Stored records:
============================================================

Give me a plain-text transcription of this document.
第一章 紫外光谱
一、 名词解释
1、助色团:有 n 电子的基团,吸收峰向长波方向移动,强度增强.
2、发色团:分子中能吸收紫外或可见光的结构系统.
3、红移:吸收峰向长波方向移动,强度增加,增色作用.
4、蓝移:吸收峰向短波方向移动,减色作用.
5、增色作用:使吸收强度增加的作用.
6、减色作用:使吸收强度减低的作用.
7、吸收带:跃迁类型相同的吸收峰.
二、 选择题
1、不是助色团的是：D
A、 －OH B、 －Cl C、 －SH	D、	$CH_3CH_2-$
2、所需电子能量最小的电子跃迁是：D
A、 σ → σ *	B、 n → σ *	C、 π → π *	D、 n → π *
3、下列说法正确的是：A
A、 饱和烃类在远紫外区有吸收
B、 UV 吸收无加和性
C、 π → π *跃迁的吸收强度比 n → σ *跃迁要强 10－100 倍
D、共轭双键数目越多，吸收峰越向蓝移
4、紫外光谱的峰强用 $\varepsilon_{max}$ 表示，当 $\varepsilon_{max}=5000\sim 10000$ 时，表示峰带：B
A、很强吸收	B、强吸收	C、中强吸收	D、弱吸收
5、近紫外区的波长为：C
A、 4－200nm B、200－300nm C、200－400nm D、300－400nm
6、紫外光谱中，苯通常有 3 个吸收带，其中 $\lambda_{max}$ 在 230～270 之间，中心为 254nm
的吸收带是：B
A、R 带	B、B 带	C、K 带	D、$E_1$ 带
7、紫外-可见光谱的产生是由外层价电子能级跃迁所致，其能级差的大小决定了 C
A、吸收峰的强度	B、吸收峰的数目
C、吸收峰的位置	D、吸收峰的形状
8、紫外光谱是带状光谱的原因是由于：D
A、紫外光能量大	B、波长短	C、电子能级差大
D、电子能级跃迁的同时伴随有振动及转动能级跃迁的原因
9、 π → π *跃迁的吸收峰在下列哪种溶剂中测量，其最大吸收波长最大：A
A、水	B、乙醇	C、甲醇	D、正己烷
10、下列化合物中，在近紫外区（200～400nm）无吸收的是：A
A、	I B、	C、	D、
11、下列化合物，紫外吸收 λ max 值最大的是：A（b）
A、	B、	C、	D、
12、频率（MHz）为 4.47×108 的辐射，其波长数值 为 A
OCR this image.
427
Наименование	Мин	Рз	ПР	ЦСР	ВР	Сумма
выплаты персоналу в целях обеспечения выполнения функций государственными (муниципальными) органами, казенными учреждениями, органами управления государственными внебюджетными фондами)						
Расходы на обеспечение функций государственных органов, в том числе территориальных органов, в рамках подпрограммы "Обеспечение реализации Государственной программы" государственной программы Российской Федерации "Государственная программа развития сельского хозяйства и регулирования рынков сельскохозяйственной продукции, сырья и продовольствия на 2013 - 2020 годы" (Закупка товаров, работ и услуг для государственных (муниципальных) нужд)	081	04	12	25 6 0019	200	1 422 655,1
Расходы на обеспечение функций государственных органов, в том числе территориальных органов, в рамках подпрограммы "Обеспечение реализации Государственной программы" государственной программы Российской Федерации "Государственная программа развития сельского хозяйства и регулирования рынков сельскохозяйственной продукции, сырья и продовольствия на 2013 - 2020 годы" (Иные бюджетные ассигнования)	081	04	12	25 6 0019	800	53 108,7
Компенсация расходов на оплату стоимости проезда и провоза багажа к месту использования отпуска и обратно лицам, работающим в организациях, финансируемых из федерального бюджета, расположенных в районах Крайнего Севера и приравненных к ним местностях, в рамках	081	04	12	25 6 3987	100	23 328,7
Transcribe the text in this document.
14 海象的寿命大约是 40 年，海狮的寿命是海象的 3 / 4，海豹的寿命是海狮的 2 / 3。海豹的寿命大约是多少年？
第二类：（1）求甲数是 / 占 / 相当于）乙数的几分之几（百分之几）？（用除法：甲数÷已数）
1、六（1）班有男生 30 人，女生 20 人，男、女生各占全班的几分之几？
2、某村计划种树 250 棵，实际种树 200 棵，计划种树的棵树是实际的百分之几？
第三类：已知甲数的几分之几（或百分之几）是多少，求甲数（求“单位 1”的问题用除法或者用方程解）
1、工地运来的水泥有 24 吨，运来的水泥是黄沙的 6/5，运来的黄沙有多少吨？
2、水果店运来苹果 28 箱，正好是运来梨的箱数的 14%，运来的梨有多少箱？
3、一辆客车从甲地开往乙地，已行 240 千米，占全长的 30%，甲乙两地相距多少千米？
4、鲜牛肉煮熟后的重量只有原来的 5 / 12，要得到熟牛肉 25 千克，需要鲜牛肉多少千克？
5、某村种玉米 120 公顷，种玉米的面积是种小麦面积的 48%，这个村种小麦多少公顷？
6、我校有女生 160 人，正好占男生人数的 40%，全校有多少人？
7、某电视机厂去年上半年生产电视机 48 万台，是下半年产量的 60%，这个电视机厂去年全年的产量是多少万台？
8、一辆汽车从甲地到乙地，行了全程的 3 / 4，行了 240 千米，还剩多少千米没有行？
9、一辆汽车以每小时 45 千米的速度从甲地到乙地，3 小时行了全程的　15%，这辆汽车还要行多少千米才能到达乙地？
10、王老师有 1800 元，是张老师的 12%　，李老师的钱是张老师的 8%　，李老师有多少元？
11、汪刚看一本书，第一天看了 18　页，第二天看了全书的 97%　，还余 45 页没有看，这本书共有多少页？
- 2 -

============================================================

Short task: Some lines of the records may hold the word "document". How many do? Answer with a number and nothing else.

Solution to this task: 2